## Task requirements
Every line that contains the word "placeholder" should be copied out.

── Information supplied ──

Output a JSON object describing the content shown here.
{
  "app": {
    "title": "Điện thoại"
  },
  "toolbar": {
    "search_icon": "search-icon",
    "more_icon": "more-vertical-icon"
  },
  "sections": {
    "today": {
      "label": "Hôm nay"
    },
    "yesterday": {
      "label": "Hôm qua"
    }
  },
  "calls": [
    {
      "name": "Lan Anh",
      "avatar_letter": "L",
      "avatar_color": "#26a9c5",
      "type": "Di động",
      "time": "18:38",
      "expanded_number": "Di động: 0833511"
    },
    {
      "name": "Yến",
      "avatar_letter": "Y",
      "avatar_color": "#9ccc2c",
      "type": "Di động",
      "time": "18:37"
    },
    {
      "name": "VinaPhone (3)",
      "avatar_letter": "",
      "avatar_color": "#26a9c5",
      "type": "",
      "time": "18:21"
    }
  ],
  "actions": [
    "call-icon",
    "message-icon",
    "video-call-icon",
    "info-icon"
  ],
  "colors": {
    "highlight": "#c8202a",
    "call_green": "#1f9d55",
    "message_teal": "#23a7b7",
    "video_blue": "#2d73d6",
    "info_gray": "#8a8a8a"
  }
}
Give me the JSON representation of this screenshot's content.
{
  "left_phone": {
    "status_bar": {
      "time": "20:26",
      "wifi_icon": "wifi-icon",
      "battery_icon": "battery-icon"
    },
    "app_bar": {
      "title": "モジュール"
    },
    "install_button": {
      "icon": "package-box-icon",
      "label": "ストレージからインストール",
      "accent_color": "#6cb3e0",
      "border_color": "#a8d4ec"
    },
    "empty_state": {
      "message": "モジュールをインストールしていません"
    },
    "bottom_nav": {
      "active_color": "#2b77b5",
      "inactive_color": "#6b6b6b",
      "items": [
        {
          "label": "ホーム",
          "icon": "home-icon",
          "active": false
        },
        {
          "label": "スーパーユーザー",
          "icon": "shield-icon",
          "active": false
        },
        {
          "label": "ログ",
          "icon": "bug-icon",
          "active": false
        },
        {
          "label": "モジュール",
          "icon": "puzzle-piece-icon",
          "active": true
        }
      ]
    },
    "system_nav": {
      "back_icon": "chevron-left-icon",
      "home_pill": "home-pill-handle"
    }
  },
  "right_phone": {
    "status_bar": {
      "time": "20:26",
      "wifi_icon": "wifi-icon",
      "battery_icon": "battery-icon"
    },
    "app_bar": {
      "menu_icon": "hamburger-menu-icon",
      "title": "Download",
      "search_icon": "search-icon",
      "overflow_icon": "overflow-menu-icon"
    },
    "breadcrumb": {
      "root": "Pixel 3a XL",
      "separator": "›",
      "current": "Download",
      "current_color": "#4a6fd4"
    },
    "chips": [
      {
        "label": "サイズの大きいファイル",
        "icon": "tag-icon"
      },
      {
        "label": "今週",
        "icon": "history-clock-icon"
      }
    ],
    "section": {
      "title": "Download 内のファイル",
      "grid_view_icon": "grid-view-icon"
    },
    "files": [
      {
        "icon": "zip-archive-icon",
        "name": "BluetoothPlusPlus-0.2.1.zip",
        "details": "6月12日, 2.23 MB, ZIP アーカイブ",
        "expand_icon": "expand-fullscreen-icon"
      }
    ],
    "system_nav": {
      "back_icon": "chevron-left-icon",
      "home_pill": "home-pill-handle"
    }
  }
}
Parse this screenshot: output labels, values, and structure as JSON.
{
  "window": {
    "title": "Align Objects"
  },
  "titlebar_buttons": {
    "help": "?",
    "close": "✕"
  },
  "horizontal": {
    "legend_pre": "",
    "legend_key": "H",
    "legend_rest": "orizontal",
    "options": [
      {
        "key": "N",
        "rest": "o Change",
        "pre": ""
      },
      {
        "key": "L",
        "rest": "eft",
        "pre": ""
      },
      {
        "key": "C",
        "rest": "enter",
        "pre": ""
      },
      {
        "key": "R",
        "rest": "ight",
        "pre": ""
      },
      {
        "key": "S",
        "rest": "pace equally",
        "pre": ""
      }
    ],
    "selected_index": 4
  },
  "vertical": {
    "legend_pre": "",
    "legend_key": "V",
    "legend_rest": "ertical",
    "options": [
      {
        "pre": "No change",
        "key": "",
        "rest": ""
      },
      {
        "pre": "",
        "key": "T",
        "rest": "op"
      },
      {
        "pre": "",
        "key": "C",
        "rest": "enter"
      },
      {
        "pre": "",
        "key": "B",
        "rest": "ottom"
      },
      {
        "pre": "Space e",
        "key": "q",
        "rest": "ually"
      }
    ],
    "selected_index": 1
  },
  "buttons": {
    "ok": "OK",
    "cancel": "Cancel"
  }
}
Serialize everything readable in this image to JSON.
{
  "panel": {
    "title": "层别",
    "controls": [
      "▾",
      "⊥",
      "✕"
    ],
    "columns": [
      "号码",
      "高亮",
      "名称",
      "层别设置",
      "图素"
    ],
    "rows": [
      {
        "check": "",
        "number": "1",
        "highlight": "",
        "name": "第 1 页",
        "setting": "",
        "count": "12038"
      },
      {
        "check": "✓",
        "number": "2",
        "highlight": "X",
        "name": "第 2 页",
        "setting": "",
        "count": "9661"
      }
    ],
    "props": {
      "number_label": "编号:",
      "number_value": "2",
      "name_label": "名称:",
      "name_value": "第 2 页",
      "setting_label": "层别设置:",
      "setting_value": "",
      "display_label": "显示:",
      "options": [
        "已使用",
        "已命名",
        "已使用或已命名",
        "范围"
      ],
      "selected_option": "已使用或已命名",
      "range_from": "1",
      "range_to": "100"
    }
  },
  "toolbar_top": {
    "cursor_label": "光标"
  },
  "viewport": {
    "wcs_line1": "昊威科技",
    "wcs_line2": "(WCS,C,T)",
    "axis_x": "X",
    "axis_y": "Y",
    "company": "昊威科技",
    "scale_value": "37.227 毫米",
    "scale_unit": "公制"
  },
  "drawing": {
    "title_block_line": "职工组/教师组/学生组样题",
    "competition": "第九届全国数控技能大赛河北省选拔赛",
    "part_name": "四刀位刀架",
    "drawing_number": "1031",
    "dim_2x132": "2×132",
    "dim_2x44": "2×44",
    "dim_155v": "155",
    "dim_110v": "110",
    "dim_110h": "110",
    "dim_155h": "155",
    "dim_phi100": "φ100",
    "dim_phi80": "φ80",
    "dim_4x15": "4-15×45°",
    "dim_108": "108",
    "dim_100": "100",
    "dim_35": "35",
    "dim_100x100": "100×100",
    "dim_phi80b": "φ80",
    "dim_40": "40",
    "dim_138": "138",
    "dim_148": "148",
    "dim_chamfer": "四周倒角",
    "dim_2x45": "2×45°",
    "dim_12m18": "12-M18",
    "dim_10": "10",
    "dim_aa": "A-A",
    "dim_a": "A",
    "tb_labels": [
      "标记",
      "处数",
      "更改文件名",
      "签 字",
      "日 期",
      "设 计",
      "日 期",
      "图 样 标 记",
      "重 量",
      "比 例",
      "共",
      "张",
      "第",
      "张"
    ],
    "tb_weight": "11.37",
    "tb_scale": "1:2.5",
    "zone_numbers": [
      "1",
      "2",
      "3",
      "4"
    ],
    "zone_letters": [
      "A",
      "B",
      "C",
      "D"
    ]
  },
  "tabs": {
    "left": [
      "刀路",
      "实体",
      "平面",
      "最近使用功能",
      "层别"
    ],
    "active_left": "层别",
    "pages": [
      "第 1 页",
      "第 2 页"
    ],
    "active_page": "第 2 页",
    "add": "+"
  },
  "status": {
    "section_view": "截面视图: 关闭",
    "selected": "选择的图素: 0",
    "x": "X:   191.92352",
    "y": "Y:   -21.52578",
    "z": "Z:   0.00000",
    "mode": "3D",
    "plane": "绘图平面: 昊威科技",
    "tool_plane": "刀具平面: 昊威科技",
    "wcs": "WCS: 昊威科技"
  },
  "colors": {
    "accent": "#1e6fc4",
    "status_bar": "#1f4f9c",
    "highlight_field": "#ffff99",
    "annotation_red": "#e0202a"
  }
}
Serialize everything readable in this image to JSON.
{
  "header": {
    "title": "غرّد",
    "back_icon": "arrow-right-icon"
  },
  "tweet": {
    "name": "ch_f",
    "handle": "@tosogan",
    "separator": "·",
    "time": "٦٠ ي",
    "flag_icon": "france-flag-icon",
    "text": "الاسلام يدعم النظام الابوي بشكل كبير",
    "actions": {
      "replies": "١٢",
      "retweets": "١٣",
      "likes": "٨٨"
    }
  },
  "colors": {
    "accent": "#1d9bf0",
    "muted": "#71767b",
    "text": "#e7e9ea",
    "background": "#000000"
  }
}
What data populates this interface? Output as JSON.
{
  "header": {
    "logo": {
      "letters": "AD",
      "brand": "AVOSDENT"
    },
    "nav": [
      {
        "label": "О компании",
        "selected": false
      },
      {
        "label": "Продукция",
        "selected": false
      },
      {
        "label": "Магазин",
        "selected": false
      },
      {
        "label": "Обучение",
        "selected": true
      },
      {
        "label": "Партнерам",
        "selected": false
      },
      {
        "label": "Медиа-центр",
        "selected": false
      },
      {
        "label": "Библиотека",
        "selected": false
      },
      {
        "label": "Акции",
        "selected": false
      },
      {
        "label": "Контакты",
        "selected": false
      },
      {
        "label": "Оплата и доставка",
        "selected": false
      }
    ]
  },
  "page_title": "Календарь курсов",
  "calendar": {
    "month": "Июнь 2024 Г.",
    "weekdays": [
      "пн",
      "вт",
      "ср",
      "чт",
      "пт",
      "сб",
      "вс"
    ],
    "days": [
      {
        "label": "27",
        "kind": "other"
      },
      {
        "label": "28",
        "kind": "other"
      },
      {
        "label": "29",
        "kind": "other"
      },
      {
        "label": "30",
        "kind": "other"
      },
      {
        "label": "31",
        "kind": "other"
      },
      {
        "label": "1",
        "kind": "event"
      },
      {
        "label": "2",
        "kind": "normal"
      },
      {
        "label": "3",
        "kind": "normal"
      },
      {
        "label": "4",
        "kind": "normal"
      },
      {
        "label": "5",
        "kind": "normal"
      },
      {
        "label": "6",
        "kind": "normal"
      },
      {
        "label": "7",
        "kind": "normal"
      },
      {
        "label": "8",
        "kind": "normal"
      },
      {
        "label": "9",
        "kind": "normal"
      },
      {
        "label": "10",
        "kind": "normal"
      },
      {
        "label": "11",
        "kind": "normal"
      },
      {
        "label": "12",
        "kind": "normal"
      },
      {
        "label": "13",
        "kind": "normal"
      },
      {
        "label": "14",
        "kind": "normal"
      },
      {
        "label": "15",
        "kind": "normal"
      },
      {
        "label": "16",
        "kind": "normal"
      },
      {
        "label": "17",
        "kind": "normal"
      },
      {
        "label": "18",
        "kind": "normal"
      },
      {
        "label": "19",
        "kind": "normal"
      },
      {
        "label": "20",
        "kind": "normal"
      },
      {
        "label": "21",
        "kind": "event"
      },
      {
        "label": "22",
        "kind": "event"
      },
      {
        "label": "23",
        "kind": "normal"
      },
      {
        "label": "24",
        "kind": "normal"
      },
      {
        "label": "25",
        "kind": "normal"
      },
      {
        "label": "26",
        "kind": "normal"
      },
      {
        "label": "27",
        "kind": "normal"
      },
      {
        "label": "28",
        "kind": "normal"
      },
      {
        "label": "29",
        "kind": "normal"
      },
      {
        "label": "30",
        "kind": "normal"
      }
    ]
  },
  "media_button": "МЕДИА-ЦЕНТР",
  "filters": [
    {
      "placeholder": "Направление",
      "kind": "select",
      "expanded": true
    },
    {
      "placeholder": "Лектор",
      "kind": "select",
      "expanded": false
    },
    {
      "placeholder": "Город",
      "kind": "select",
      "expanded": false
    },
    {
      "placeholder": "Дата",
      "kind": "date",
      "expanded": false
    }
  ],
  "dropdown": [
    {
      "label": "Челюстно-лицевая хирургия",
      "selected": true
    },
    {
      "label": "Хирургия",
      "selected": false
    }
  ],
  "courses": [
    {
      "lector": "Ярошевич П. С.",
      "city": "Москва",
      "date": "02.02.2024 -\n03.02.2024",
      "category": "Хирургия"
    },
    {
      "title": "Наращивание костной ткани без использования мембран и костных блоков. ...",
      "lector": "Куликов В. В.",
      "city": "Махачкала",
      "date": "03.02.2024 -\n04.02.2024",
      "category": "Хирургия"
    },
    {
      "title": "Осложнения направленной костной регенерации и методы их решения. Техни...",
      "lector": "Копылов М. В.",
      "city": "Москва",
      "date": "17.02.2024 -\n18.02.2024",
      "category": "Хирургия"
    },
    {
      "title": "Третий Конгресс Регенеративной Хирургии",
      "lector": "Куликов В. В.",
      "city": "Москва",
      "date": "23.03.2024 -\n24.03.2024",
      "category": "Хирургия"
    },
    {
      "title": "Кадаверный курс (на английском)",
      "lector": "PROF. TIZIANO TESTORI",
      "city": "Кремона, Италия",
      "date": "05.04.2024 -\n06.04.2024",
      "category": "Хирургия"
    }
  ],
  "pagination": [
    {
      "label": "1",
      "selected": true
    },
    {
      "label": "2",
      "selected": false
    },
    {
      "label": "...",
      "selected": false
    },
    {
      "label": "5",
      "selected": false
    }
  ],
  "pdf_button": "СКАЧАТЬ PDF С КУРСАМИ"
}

───

## Exercise result
      "placeholder": "Направление",
      "placeholder": "Лектор",
      "placeholder": "Город",
      "placeholder": "Дата",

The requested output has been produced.